■ **What the task requires**: Locate each line of the listing below that contains the string "type", paying attention to case, and copy those lines.

## START Source material

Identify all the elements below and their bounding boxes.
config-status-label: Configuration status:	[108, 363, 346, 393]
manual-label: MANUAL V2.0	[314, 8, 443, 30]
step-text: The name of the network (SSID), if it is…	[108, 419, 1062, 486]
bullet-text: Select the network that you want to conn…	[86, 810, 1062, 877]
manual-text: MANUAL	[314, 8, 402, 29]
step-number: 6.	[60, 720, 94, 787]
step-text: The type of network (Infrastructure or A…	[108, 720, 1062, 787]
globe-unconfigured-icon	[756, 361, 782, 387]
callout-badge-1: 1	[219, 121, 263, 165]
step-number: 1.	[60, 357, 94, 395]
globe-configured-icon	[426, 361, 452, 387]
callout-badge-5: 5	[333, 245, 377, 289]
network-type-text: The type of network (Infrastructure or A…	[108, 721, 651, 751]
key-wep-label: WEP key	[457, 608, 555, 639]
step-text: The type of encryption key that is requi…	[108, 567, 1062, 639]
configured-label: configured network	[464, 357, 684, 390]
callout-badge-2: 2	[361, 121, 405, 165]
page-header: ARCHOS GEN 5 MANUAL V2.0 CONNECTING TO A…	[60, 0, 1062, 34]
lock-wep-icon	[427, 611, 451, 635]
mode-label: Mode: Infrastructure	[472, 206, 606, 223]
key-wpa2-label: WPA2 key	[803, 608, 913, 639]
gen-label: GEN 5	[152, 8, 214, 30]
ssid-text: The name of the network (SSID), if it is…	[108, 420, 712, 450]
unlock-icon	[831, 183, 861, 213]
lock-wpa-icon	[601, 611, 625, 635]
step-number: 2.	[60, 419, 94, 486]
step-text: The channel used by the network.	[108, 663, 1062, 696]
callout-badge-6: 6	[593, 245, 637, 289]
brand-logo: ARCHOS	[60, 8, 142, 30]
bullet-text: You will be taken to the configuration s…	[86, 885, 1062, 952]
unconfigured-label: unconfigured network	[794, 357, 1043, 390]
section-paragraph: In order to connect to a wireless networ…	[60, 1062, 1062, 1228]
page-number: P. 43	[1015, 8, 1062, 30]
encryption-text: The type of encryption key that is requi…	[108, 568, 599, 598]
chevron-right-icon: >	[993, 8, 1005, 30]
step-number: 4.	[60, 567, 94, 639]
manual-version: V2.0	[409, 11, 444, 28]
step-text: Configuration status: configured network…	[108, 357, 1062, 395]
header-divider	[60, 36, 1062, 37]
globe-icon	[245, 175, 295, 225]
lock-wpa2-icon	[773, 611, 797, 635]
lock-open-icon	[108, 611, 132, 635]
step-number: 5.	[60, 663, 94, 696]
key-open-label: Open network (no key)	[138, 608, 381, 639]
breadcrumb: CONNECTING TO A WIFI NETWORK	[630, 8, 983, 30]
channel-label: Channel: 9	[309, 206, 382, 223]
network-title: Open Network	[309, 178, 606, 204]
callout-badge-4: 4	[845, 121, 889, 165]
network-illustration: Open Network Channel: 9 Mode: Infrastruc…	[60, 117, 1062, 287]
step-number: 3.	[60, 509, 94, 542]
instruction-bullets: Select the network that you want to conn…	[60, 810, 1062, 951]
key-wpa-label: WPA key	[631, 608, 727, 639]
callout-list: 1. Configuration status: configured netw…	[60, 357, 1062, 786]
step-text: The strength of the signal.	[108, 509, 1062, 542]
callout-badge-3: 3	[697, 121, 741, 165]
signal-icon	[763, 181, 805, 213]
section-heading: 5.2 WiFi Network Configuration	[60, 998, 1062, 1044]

## END Source material

■ **Result**:
step-text: The type of network (Infrastructure or A…	[108, 720, 1062, 787]
network-type-text: The type of network (Infrastructure or A…	[108, 721, 651, 751]
step-text: The type of encryption key that is requi…	[108, 567, 1062, 639]
encryption-text: The type of encryption key that is requi…	[108, 568, 599, 598]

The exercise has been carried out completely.